▸ What to do:
Copy out each line below that has the word "title" in it.

▸ Extracted entries:
--- START ---

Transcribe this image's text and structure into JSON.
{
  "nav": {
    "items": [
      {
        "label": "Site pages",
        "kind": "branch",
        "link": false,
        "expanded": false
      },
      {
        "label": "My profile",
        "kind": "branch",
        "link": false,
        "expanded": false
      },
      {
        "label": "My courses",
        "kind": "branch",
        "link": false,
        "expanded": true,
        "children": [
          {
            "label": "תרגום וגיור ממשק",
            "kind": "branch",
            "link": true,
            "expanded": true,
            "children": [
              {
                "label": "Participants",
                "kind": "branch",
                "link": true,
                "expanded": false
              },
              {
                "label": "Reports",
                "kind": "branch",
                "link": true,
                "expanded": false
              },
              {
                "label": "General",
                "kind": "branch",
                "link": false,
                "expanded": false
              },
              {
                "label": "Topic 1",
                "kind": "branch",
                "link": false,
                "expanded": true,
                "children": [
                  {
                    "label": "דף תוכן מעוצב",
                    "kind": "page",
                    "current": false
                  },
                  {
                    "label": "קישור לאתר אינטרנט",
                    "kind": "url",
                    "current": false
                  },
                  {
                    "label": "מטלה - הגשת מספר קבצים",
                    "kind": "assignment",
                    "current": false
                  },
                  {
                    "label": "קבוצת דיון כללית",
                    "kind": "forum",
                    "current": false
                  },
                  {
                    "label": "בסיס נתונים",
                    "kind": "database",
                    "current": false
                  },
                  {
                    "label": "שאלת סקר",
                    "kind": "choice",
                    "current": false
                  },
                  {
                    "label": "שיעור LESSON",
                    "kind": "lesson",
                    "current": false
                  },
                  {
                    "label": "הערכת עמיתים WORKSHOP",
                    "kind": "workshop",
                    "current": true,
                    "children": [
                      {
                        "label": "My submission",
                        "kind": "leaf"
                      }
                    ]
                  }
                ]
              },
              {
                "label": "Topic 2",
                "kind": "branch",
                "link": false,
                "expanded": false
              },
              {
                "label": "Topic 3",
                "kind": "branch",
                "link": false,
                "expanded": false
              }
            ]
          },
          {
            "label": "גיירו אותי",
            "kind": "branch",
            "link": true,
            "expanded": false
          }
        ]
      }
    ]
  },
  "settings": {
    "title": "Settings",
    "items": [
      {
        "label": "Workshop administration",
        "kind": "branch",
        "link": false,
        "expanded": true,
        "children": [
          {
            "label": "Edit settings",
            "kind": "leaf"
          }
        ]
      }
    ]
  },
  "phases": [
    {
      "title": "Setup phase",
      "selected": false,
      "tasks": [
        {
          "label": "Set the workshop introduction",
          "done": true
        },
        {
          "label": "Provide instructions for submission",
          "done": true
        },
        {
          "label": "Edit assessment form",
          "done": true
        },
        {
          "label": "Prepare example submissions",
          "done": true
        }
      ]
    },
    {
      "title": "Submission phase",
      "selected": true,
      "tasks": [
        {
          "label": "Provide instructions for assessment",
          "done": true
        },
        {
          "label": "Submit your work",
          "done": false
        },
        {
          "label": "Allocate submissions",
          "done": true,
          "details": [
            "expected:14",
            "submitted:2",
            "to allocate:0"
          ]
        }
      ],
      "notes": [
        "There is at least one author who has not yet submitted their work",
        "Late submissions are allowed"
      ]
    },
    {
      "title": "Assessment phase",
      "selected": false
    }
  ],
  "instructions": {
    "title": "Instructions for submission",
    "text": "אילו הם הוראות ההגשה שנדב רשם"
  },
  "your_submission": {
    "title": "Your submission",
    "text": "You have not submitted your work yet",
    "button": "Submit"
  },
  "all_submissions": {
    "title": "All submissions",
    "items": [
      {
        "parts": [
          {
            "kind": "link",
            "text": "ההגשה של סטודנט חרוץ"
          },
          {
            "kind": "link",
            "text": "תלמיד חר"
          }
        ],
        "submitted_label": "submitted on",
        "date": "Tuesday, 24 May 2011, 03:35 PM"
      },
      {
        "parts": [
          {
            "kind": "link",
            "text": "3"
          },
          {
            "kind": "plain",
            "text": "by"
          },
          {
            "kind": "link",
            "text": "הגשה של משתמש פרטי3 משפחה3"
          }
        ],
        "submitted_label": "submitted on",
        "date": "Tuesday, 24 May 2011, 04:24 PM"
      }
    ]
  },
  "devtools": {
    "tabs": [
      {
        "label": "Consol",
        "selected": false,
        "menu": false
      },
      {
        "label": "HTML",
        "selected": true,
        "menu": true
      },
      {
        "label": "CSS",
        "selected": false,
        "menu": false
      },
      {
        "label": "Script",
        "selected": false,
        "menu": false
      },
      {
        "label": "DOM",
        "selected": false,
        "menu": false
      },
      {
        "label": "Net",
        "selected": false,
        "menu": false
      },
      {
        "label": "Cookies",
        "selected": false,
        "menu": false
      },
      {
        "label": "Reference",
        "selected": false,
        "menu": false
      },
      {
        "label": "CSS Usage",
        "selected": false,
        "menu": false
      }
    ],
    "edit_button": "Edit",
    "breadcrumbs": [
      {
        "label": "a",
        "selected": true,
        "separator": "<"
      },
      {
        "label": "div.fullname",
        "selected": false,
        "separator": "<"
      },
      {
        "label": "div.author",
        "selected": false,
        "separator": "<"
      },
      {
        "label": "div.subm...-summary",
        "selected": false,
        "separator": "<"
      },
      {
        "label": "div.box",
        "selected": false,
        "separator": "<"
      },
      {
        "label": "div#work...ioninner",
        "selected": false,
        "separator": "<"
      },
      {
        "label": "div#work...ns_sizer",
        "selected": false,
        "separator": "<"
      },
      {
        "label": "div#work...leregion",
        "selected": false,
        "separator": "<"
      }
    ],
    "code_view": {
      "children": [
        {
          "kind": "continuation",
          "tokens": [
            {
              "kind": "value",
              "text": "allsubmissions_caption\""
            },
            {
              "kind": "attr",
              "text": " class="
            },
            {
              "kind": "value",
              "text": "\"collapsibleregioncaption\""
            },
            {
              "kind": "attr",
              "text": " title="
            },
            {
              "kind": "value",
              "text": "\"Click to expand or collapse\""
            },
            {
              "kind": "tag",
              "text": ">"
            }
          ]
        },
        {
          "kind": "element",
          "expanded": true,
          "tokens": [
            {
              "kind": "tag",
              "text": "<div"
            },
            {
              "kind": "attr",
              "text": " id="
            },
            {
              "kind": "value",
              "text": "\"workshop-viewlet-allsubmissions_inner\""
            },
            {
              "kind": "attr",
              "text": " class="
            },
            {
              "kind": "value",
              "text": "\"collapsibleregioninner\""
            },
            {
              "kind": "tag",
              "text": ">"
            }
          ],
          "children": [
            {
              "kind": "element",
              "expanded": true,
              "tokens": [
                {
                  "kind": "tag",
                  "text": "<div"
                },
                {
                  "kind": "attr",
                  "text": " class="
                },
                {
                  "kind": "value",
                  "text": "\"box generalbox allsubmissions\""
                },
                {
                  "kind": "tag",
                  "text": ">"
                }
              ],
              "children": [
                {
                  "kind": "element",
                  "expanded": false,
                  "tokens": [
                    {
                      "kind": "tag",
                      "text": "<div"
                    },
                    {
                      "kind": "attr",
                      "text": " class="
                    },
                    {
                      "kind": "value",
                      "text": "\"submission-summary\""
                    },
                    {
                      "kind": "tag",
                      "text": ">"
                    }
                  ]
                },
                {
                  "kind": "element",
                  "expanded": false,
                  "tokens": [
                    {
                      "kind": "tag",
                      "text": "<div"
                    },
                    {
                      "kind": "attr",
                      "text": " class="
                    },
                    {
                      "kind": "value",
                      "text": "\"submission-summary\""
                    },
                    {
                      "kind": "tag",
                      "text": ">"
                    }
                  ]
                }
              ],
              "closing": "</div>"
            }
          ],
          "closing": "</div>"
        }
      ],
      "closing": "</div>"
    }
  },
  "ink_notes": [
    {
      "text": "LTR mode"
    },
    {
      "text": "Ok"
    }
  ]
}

--- END ---

▸ Solved problem:
    "title": "Settings",
      "title": "Setup phase",
      "title": "Submission phase",
      "title": "Assessment phase",
    "title": "Instructions for submission",
    "title": "Your submission",
    "title": "All submissions",
              "text": " title="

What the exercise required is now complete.